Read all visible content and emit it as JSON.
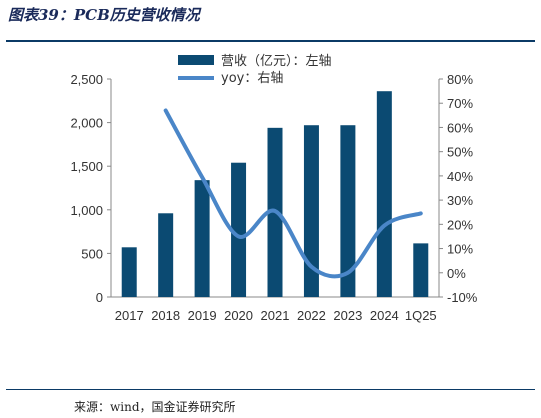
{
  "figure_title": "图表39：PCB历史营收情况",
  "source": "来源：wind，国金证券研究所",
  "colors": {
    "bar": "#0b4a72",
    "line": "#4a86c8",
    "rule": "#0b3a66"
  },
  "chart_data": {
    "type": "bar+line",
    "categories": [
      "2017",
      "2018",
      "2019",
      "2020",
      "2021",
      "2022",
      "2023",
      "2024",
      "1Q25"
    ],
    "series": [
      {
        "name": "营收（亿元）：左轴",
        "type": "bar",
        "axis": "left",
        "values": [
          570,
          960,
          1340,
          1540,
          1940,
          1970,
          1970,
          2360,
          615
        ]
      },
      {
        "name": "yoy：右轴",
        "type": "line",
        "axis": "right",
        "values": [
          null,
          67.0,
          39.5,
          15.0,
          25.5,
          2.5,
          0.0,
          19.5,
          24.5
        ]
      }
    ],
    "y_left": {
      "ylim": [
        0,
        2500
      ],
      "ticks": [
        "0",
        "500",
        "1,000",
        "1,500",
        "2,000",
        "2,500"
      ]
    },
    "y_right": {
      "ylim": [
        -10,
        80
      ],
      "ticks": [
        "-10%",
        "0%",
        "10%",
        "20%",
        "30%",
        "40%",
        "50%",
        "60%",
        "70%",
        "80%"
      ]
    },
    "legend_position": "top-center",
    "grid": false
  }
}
====================
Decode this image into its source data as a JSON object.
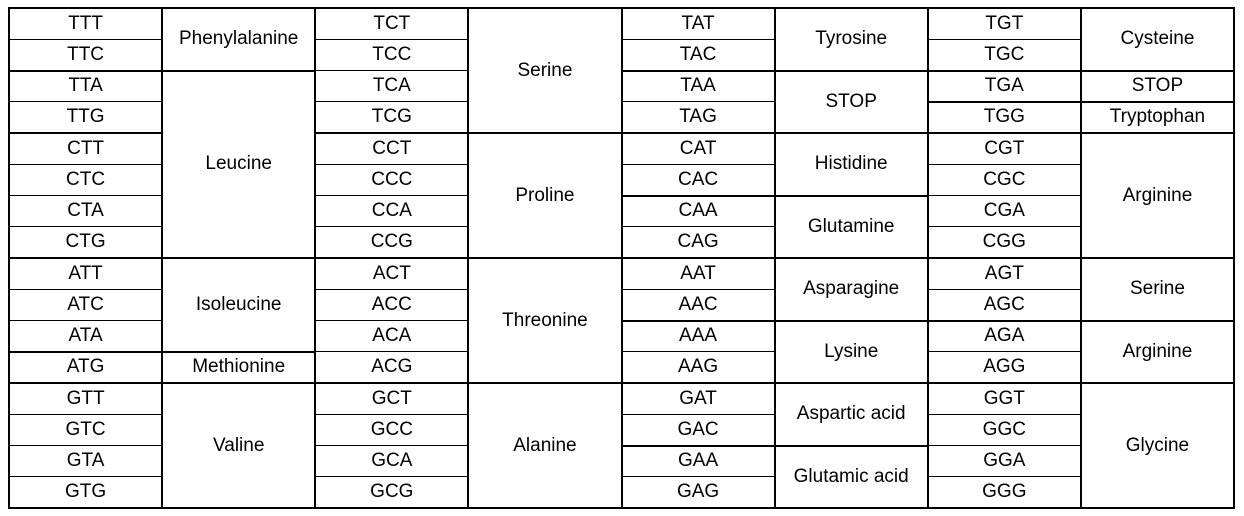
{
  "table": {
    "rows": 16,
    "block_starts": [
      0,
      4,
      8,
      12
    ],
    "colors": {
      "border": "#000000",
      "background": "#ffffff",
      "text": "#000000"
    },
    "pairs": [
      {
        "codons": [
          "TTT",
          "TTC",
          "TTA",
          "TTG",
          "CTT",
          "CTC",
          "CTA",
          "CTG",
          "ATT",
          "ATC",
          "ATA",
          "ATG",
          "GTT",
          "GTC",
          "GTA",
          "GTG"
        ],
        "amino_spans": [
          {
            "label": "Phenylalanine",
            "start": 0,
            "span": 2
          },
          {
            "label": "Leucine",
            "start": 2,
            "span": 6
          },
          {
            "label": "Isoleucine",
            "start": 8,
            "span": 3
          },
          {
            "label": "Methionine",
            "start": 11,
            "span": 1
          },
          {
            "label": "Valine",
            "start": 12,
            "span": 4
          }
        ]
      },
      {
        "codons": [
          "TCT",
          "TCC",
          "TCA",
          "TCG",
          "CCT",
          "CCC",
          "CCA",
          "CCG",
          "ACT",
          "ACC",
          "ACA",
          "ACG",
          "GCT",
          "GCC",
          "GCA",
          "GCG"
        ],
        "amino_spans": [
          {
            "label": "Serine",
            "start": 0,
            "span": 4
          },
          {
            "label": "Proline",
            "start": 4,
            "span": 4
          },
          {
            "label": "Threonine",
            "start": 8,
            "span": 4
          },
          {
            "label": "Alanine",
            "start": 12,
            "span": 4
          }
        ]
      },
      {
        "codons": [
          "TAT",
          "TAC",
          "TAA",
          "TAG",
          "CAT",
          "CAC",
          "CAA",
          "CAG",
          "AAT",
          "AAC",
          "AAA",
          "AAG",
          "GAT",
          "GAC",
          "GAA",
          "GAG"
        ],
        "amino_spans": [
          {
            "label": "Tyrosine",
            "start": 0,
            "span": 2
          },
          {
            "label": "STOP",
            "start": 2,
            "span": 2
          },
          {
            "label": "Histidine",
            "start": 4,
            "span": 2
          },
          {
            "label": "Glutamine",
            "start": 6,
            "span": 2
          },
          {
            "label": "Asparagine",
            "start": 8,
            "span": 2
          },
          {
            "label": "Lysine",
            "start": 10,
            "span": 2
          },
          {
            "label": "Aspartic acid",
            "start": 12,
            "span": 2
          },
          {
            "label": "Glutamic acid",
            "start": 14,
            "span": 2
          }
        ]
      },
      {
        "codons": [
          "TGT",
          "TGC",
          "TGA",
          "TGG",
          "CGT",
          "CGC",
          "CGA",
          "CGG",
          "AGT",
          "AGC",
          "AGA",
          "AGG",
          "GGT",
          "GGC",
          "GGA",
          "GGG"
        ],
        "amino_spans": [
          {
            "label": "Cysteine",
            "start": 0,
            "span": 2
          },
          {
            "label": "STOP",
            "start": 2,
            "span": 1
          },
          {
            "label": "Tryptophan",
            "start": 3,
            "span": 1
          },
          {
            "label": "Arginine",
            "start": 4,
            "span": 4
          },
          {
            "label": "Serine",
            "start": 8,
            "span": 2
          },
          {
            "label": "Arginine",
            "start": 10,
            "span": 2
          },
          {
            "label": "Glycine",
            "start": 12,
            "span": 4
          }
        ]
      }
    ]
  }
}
====================
Show each line in the entries that holds the string "acid".

            "label": "Aspartic acid",
            "label": "Glutamic acid",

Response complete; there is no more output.